▶ Instruction
Can you give the material from the line with "my-avatar[interactable]: 考神护体 bbox=[931, 818, 1047, 934]" up to and including the line with "chat-title: 尚优～肥西事业单位 bbox=[250, 6, 646, 57]" as a Markdown table with the columns No. and Entry, numbering each row and leaving out blank lines?

※

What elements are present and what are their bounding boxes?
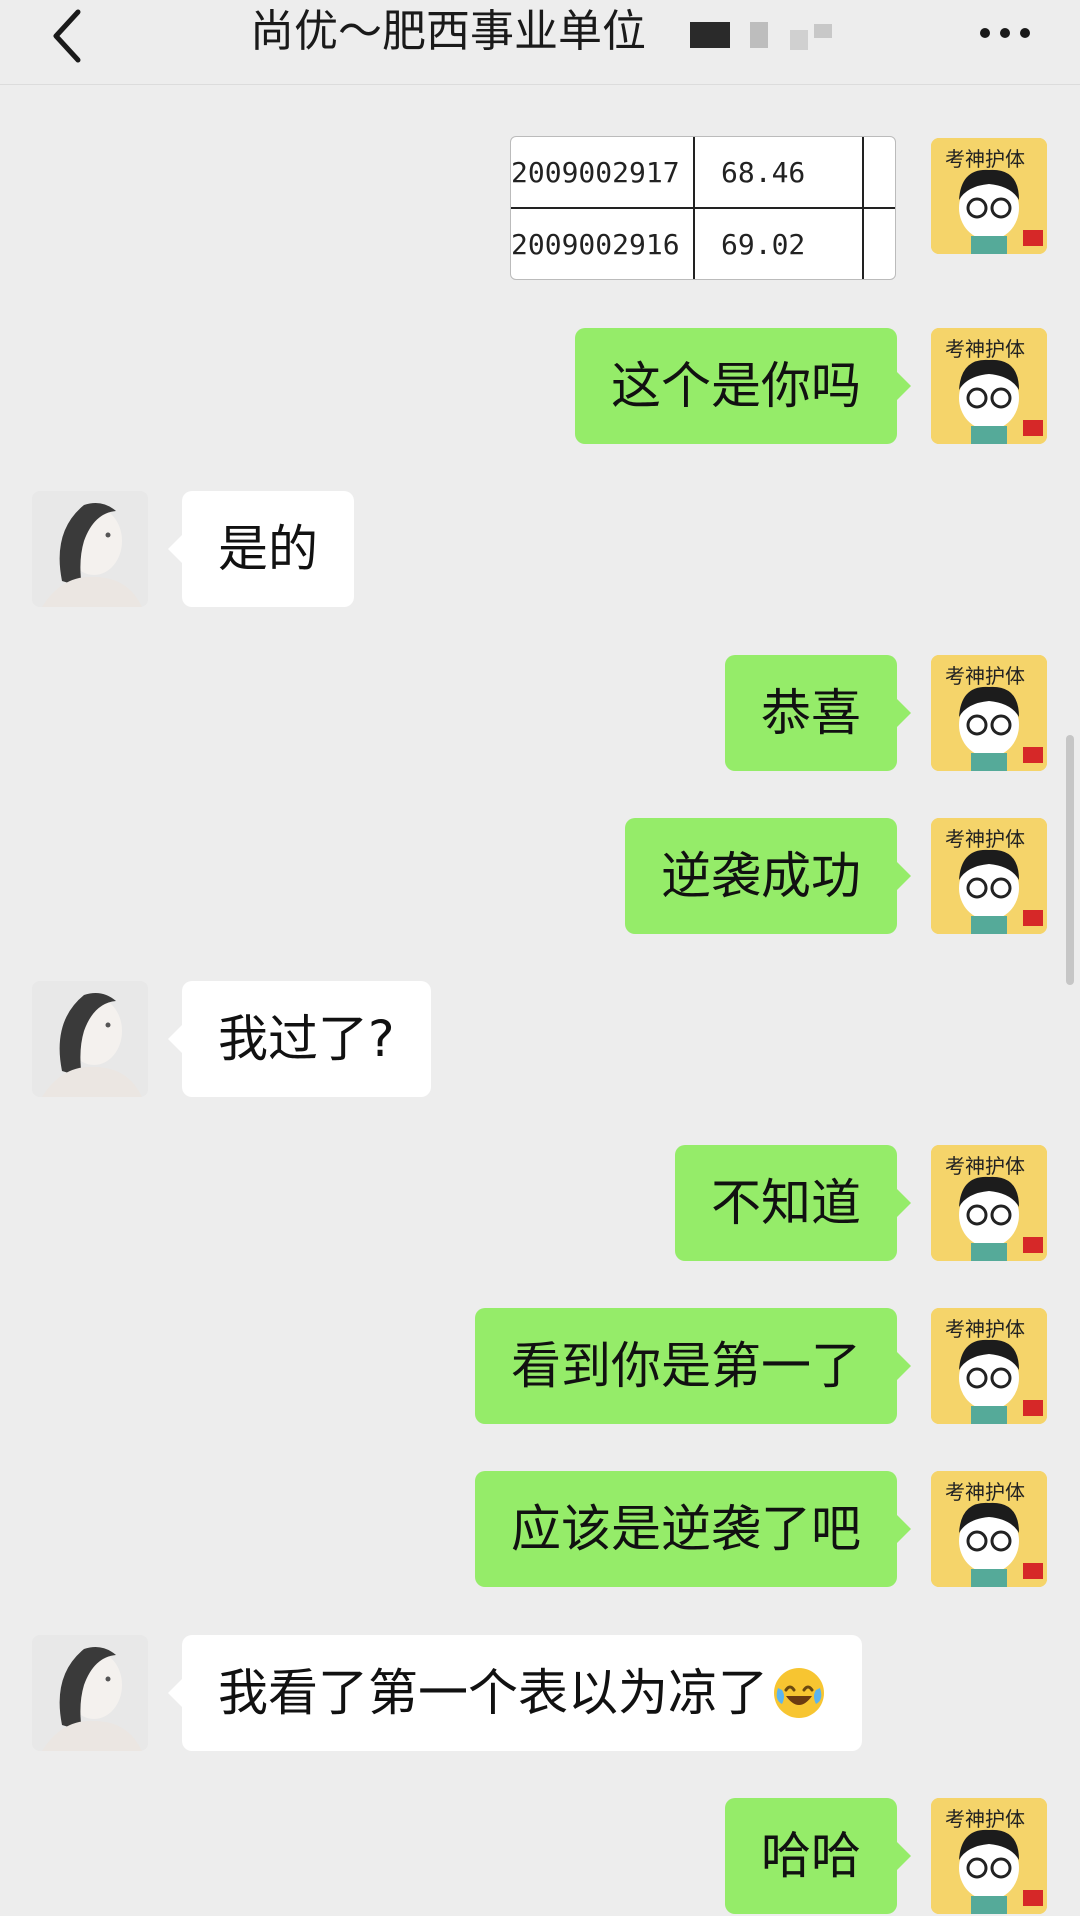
my-avatar[interactable]: 考神护体 bbox=[931, 818, 1047, 934]
message-bubble-mine[interactable]: 这个是你吗 bbox=[575, 328, 911, 444]
table-cell-extra bbox=[863, 208, 895, 279]
redaction-mask bbox=[690, 22, 832, 50]
peer-avatar[interactable] bbox=[32, 981, 148, 1097]
my-avatar[interactable]: 考神护体 bbox=[931, 1798, 1047, 1914]
more-icon[interactable] bbox=[975, 8, 1035, 58]
table-row: 2009002917 68.46 bbox=[511, 137, 895, 209]
message-text: 我看了第一个表以为凉了 bbox=[218, 1664, 768, 1722]
svg-text:考神护体: 考神护体 bbox=[945, 147, 1025, 171]
message-bubble-mine[interactable]: 哈哈 bbox=[725, 1798, 911, 1914]
chat-header: 尚优～肥西事业单位 bbox=[0, 0, 1080, 85]
message-bubble-mine[interactable]: 逆袭成功 bbox=[625, 818, 911, 934]
message-bubble-mine[interactable]: 看到你是第一了 bbox=[475, 1308, 911, 1424]
svg-text:考神护体: 考神护体 bbox=[945, 337, 1025, 361]
peer-avatar[interactable] bbox=[32, 491, 148, 607]
my-avatar[interactable]: 考神护体 bbox=[931, 1145, 1047, 1261]
table-cell-extra bbox=[863, 137, 895, 209]
my-avatar[interactable]: 考神护体 bbox=[931, 1471, 1047, 1587]
score-table: 2009002917 68.46 2009002916 69.02 bbox=[511, 137, 895, 279]
svg-text:考神护体: 考神护体 bbox=[945, 1317, 1025, 1341]
laughing-crying-emoji-icon bbox=[774, 1667, 824, 1718]
message-bubble-peer[interactable]: 我过了? bbox=[168, 981, 431, 1097]
table-cell-id: 2009002916 bbox=[511, 208, 695, 279]
svg-text:考神护体: 考神护体 bbox=[945, 1807, 1025, 1831]
chat-title: 尚优～肥西事业单位 bbox=[250, 6, 646, 57]
message-bubble-peer[interactable]: 是的 bbox=[168, 491, 354, 607]
svg-text:考神护体: 考神护体 bbox=[945, 827, 1025, 851]
table-row: 2009002916 69.02 bbox=[511, 208, 895, 279]
my-avatar[interactable]: 考神护体 bbox=[931, 655, 1047, 771]
image-message[interactable]: 2009002917 68.46 2009002916 69.02 bbox=[510, 136, 896, 280]
table-cell-score: 69.02 bbox=[694, 208, 865, 279]
my-avatar[interactable]: 考神护体 bbox=[931, 138, 1047, 254]
svg-text:考神护体: 考神护体 bbox=[945, 664, 1025, 688]
svg-text:考神护体: 考神护体 bbox=[945, 1480, 1025, 1504]
message-bubble-peer[interactable]: 我看了第一个表以为凉了 bbox=[168, 1635, 862, 1751]
my-avatar[interactable]: 考神护体 bbox=[931, 1308, 1047, 1424]
svg-text:考神护体: 考神护体 bbox=[945, 1154, 1025, 1178]
table-cell-score: 68.46 bbox=[694, 137, 865, 209]
my-avatar[interactable]: 考神护体 bbox=[931, 328, 1047, 444]
table-cell-id: 2009002917 bbox=[511, 137, 695, 209]
back-icon[interactable] bbox=[40, 6, 100, 66]
peer-avatar[interactable] bbox=[32, 1635, 148, 1751]
message-bubble-mine[interactable]: 不知道 bbox=[675, 1145, 911, 1261]
scrollbar[interactable] bbox=[1066, 735, 1074, 985]
message-bubble-mine[interactable]: 恭喜 bbox=[725, 655, 911, 771]
message-bubble-mine[interactable]: 应该是逆袭了吧 bbox=[475, 1471, 911, 1587]
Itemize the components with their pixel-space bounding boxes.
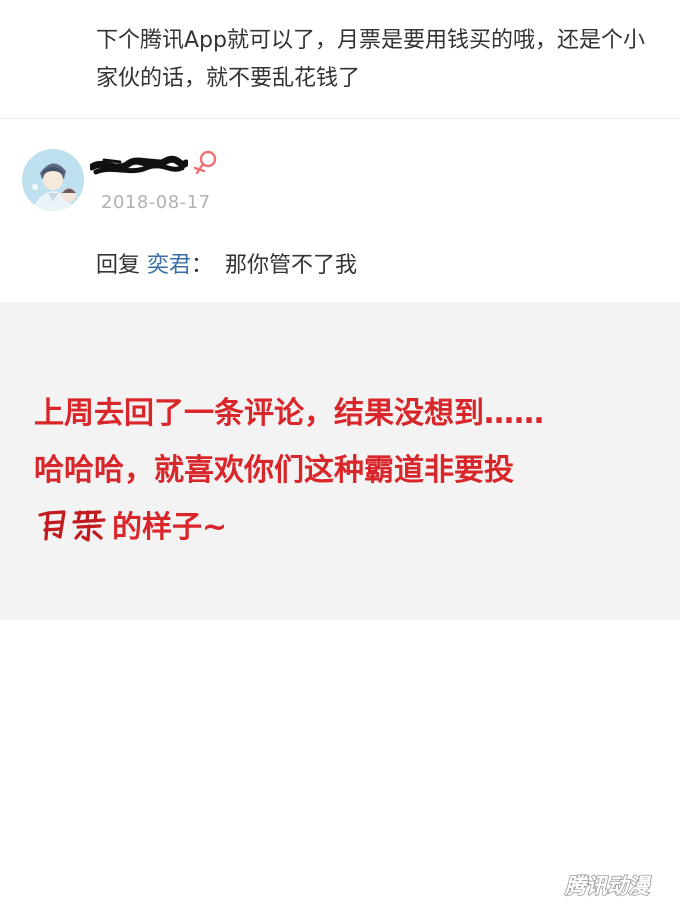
caption-line-1: 上周去回了一条评论，结果没想到…… [34,396,544,431]
previous-comment-text: 下个腾讯App就可以了，月票是要用钱买的哦，还是个小家伙的话，就不要乱花钱了 [96,28,645,91]
female-gender-icon [193,149,218,179]
svg-text:腾讯动漫: 腾讯动漫 [564,874,652,898]
username-redacted[interactable] [88,155,190,179]
previous-comment: 下个腾讯App就可以了，月票是要用钱买的哦，还是个小家伙的话，就不要乱花钱了 [0,0,680,119]
user-avatar[interactable] [22,149,84,211]
reply-prefix: 回复 [96,253,141,278]
caption-line-3: 的样子~ [34,499,674,556]
comment-date: 2018-08-17 [101,192,211,213]
reply-colon: ： [191,253,214,278]
comic-caption: 上周去回了一条评论，结果没想到…… 哈哈哈，就喜欢你们这种霸道非要投 的样子~ [34,385,674,556]
caption-line-2: 哈哈哈，就喜欢你们这种霸道非要投 [34,453,514,488]
tencent-comic-watermark-logo: 腾讯动漫 [553,870,661,900]
caption-line-3-rest: 的样子~ [112,510,228,545]
reply-comment-card: 2018-08-17 回复 奕君： 那你管不了我 [0,119,680,302]
comic-caption-panel: 上周去回了一条评论，结果没想到…… 哈哈哈，就喜欢你们这种霸道非要投 的样子~ … [0,302,680,899]
handwritten-monthly-ticket-word [34,507,112,543]
reply-target-username[interactable]: 奕君 [147,253,191,278]
reply-body: 那你管不了我 [225,253,358,278]
reply-text-line: 回复 奕君： 那你管不了我 [96,247,357,279]
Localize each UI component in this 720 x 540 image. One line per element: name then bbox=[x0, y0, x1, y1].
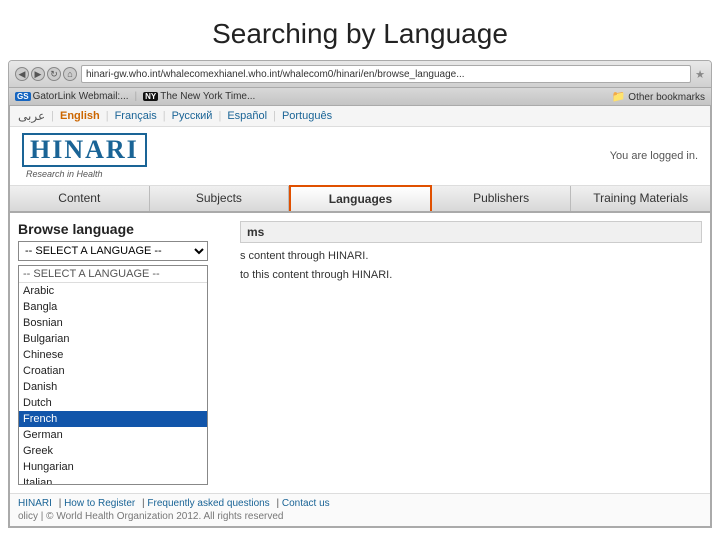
extension-bar: GS GatorLink Webmail:... | NY The New Yo… bbox=[9, 88, 711, 106]
bookmarks-label: 📁 Other bookmarks bbox=[612, 90, 705, 103]
nyt-logo: NY bbox=[143, 92, 158, 101]
language-list-item[interactable]: Bosnian bbox=[19, 315, 207, 331]
gatorlink-logo: GS bbox=[15, 92, 31, 101]
language-list-item[interactable]: Italian bbox=[19, 475, 207, 485]
language-list-item[interactable]: Bangla bbox=[19, 299, 207, 315]
gatorlink-ext: GS GatorLink Webmail:... bbox=[15, 91, 129, 102]
content-area: ms s content through HINARI. to this con… bbox=[228, 221, 702, 485]
nyt-ext: NY The New York Time... bbox=[143, 91, 255, 102]
language-list-item[interactable]: Bulgarian bbox=[19, 331, 207, 347]
gatorlink-label: GatorLink Webmail:... bbox=[33, 91, 129, 102]
footer-copyright: olicy | © World Health Organization 2012… bbox=[18, 511, 702, 522]
content-subtitle: ms bbox=[240, 221, 702, 243]
nav-content[interactable]: Content bbox=[10, 186, 150, 211]
nav-subjects[interactable]: Subjects bbox=[150, 186, 290, 211]
address-text: hinari-gw.who.int/whalecomexhianel.who.i… bbox=[86, 69, 465, 80]
footer-link-faq[interactable]: Frequently asked questions bbox=[147, 498, 269, 509]
language-list-item[interactable]: Chinese bbox=[19, 347, 207, 363]
language-select-wrapper: -- SELECT A LANGUAGE --ArabicBanglaBosni… bbox=[18, 241, 228, 261]
language-list-item[interactable]: Dutch bbox=[19, 395, 207, 411]
nav-buttons: ◀ ▶ ↻ ⌂ bbox=[15, 67, 77, 81]
language-list-item[interactable]: -- SELECT A LANGUAGE -- bbox=[19, 266, 207, 283]
nav-languages[interactable]: Languages bbox=[289, 185, 432, 211]
language-list-item[interactable]: Croatian bbox=[19, 363, 207, 379]
logged-in-status: You are logged in. bbox=[610, 150, 698, 162]
nyt-label: The New York Time... bbox=[160, 91, 255, 102]
nav-publishers[interactable]: Publishers bbox=[432, 186, 572, 211]
logo-subtitle: Research in Health bbox=[22, 169, 147, 179]
nav-training[interactable]: Training Materials bbox=[571, 186, 710, 211]
browse-title: Browse language bbox=[18, 221, 228, 237]
lang-spanish[interactable]: Español bbox=[227, 110, 267, 122]
footer-link-hinari[interactable]: HINARI bbox=[18, 498, 52, 509]
page-footer: HINARI | How to Register | Frequently as… bbox=[10, 493, 710, 526]
logo-text: HINARI bbox=[22, 133, 147, 167]
back-button[interactable]: ◀ bbox=[15, 67, 29, 81]
language-listbox[interactable]: -- SELECT A LANGUAGE --ArabicBanglaBosni… bbox=[18, 265, 208, 485]
folder-icon: 📁 bbox=[612, 91, 626, 103]
page-content: عربى | English | Français | Русский | Es… bbox=[9, 106, 711, 527]
language-list-item[interactable]: Greek bbox=[19, 443, 207, 459]
language-list-item[interactable]: Danish bbox=[19, 379, 207, 395]
forward-button[interactable]: ▶ bbox=[31, 67, 45, 81]
address-bar[interactable]: hinari-gw.who.int/whalecomexhianel.who.i… bbox=[81, 65, 691, 83]
navigation-bar: Content Subjects Languages Publishers Tr… bbox=[10, 186, 710, 213]
refresh-button[interactable]: ↻ bbox=[47, 67, 61, 81]
browser-window: ◀ ▶ ↻ ⌂ hinari-gw.who.int/whalecomexhian… bbox=[8, 60, 712, 528]
lang-portuguese[interactable]: Português bbox=[282, 110, 332, 122]
content-text-1: s content through HINARI. bbox=[240, 249, 702, 264]
footer-link-register[interactable]: How to Register bbox=[64, 498, 135, 509]
language-bar: عربى | English | Français | Русский | Es… bbox=[10, 106, 710, 127]
arabic-link[interactable]: عربى bbox=[18, 109, 45, 123]
hinari-logo: HINARI Research in Health bbox=[22, 133, 147, 179]
lang-english[interactable]: English bbox=[60, 110, 100, 122]
lang-french[interactable]: Français bbox=[115, 110, 157, 122]
language-list-item[interactable]: French bbox=[19, 411, 207, 427]
footer-link-contact[interactable]: Contact us bbox=[282, 498, 330, 509]
browse-language-section: Browse language -- SELECT A LANGUAGE --A… bbox=[18, 221, 228, 485]
home-button[interactable]: ⌂ bbox=[63, 67, 77, 81]
site-header: HINARI Research in Health You are logged… bbox=[10, 127, 710, 186]
language-dropdown[interactable]: -- SELECT A LANGUAGE --ArabicBanglaBosni… bbox=[18, 241, 208, 261]
footer-links: HINARI | How to Register | Frequently as… bbox=[18, 498, 702, 509]
bookmark-star[interactable]: ★ bbox=[695, 68, 705, 81]
language-list-item[interactable]: Arabic bbox=[19, 283, 207, 299]
language-list-item[interactable]: German bbox=[19, 427, 207, 443]
slide-title: Searching by Language bbox=[0, 0, 720, 60]
lang-russian[interactable]: Русский bbox=[172, 110, 213, 122]
browser-toolbar: ◀ ▶ ↻ ⌂ hinari-gw.who.int/whalecomexhian… bbox=[9, 61, 711, 88]
language-list-item[interactable]: Hungarian bbox=[19, 459, 207, 475]
main-body: Browse language -- SELECT A LANGUAGE --A… bbox=[10, 213, 710, 493]
content-text-2: to this content through HINARI. bbox=[240, 268, 702, 283]
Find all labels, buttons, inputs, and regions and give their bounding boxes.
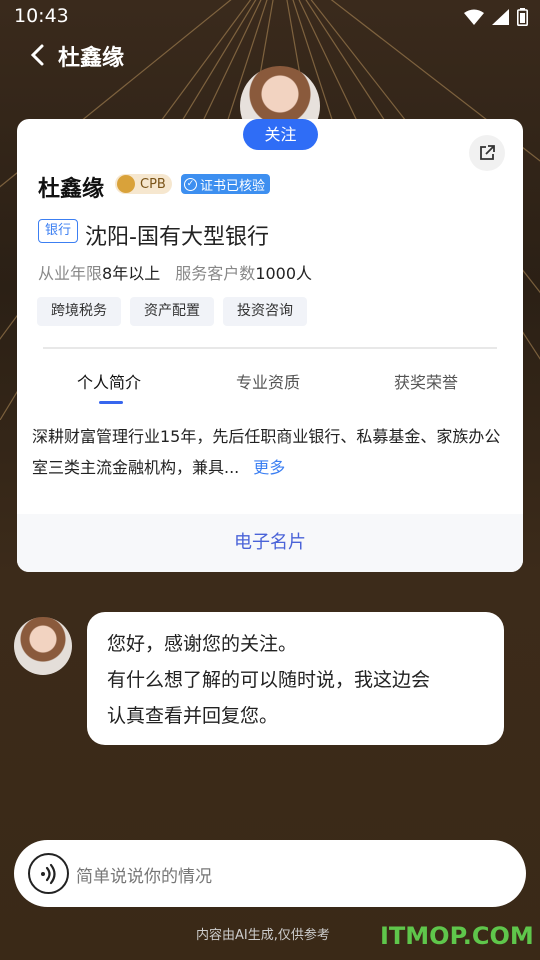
experience-label: 从业年限 <box>38 264 103 283</box>
bank-tag: 银行 <box>38 219 78 243</box>
cpb-badge: CPB <box>115 174 172 194</box>
status-bar: 10:43 <box>0 0 540 34</box>
tab-indicator <box>99 401 123 404</box>
message-line: 认真查看并回复您。 <box>107 705 279 727</box>
verified-label: 证书已核验 <box>200 178 266 194</box>
back-arrow-icon <box>30 44 44 66</box>
battery-icon <box>517 8 528 26</box>
experience-value: 8年以上 <box>102 264 161 283</box>
specialty-tag: 资产配置 <box>130 297 214 326</box>
tab-personal-intro[interactable]: 个人简介 <box>77 369 141 393</box>
chat-bubble: 您好，感谢您的关注。 有什么想了解的可以随时说，我这边会 认真查看并回复您。 <box>87 612 504 745</box>
back-button[interactable] <box>28 40 56 70</box>
status-time: 10:43 <box>14 5 69 27</box>
screen: 10:43 杜鑫缘 关注 杜鑫缘 CPB ✓ 证书已核验 银行 沈阳-国有大型银… <box>0 0 540 960</box>
tab-qualifications[interactable]: 专业资质 <box>236 369 300 393</box>
intro-text: 深耕财富管理行业15年，先后任职商业银行、私募基金、家族办公室三类主流金融机构，… <box>32 421 512 483</box>
check-icon: ✓ <box>184 177 197 191</box>
share-icon <box>480 145 495 160</box>
share-button[interactable] <box>469 135 505 171</box>
tab-awards[interactable]: 获奖荣誉 <box>394 369 458 393</box>
ai-disclaimer: 内容由AI生成,仅供参考 <box>196 928 330 943</box>
advisor-name: 杜鑫缘 <box>38 177 105 202</box>
signal-icon <box>492 9 509 25</box>
specialty-tag: 投资咨询 <box>223 297 307 326</box>
medal-icon <box>117 175 135 193</box>
chat-input-placeholder[interactable]: 简单说说你的情况 <box>76 862 212 887</box>
specialty-tags: 跨境税务 资产配置 投资咨询 <box>37 297 307 326</box>
voice-button[interactable] <box>28 853 69 894</box>
watermark: ITMOP.COM <box>380 922 534 950</box>
more-link[interactable]: 更多 <box>253 458 285 477</box>
cpb-label: CPB <box>140 176 166 192</box>
profile-tabs: 个人简介 专业资质 获奖荣誉 <box>17 369 523 405</box>
chat-avatar <box>14 617 72 675</box>
institution: 沈阳-国有大型银行 <box>85 225 269 250</box>
message-line: 有什么想了解的可以随时说，我这边会 <box>107 669 431 691</box>
wifi-icon <box>464 9 484 25</box>
ecard-button[interactable]: 电子名片 <box>17 514 523 572</box>
message-line: 您好，感谢您的关注。 <box>107 633 298 655</box>
stats: 从业年限8年以上 服务客户数1000人 <box>38 260 312 284</box>
page-title: 杜鑫缘 <box>58 46 125 71</box>
profile-card: 杜鑫缘 CPB ✓ 证书已核验 银行 沈阳-国有大型银行 从业年限8年以上 服务… <box>17 119 523 572</box>
voice-icon <box>40 863 56 884</box>
chat-input-bar[interactable]: 简单说说你的情况 <box>14 840 526 907</box>
status-icons <box>464 8 528 26</box>
verified-badge: ✓ 证书已核验 <box>181 174 271 194</box>
follow-button[interactable]: 关注 <box>243 119 318 150</box>
clients-value: 1000人 <box>255 264 313 283</box>
clients-label: 服务客户数 <box>175 264 256 283</box>
specialty-tag: 跨境税务 <box>37 297 121 326</box>
divider <box>43 347 497 349</box>
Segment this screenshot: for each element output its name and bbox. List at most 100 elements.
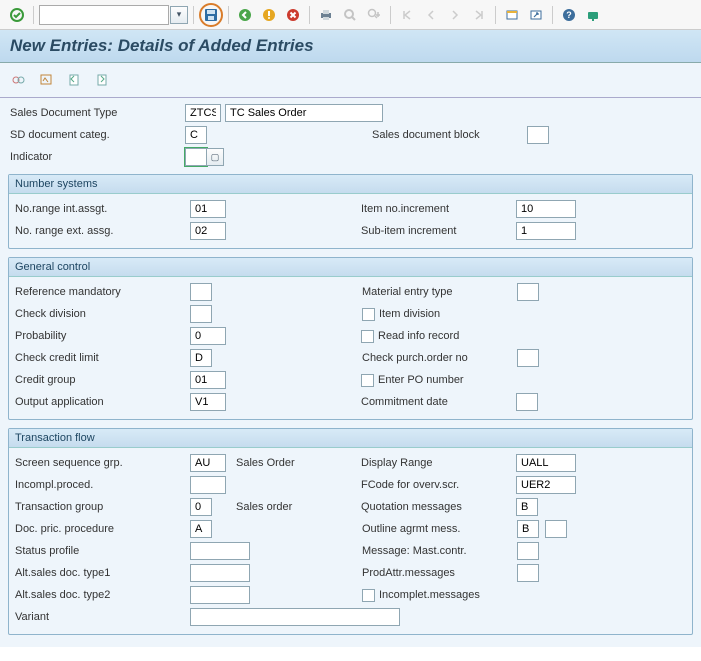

※

▶ Task output
| No. | Entry |
|---|---|
| 1 | my-avatar[interactable]: 考神护体 bbox=[931, 818, 1047, 934] |
| 2 | message-bubble-mine[interactable]: 这个是你吗 bbox=[575, 328, 911, 444] |
| 3 | table-cell-extra bbox=[863, 208, 895, 279] |
| 4 | redaction-mask bbox=[690, 22, 832, 50] |
| 5 | peer-avatar[interactable] bbox=[32, 981, 148, 1097] |
| 6 | my-avatar[interactable]: 考神护体 bbox=[931, 1798, 1047, 1914] |
| 7 | more-icon[interactable] bbox=[975, 8, 1035, 58] |
| 8 | table-row: 2009002917 68.46 bbox=[511, 137, 895, 209] |
| 9 | message-text: 我看了第一个表以为凉了 bbox=[218, 1664, 768, 1722] |
| 10 | svg-text:考神护体: 考神护体 bbox=[945, 147, 1025, 171] |
| 11 | message-bubble-mine[interactable]: 哈哈 bbox=[725, 1798, 911, 1914] |
| 12 | chat-header: 尚优～肥西事业单位 bbox=[0, 0, 1080, 85] |
| 13 | message-bubble-mine[interactable]: 逆袭成功 bbox=[625, 818, 911, 934] |
| 14 | message-bubble-mine[interactable]: 看到你是第一了 bbox=[475, 1308, 911, 1424] |
| 15 | svg-text:考神护体: 考神护体 bbox=[945, 337, 1025, 361] |
| 16 | peer-avatar[interactable] bbox=[32, 491, 148, 607] |
| 17 | my-avatar[interactable]: 考神护体 bbox=[931, 1145, 1047, 1261] |
| 18 | table-cell-extra bbox=[863, 137, 895, 209] |
| 19 | my-avatar[interactable]: 考神护体 bbox=[931, 1471, 1047, 1587] |
| 20 | score-table: 2009002917 68.46 2009002916 69.02 bbox=[511, 137, 895, 279] |
| 21 | svg-text:考神护体: 考神护体 bbox=[945, 1317, 1025, 1341] |
| 22 | laughing-crying-emoji-icon bbox=[774, 1667, 824, 1718] |
| 23 | message-bubble-peer[interactable]: 我过了? bbox=[168, 981, 431, 1097] |
| 24 | table-cell-id: 2009002916 bbox=[511, 208, 695, 279] |
| 25 | svg-text:考神护体: 考神护体 bbox=[945, 1807, 1025, 1831] |
| 26 | chat-title: 尚优～肥西事业单位 bbox=[250, 6, 646, 57] |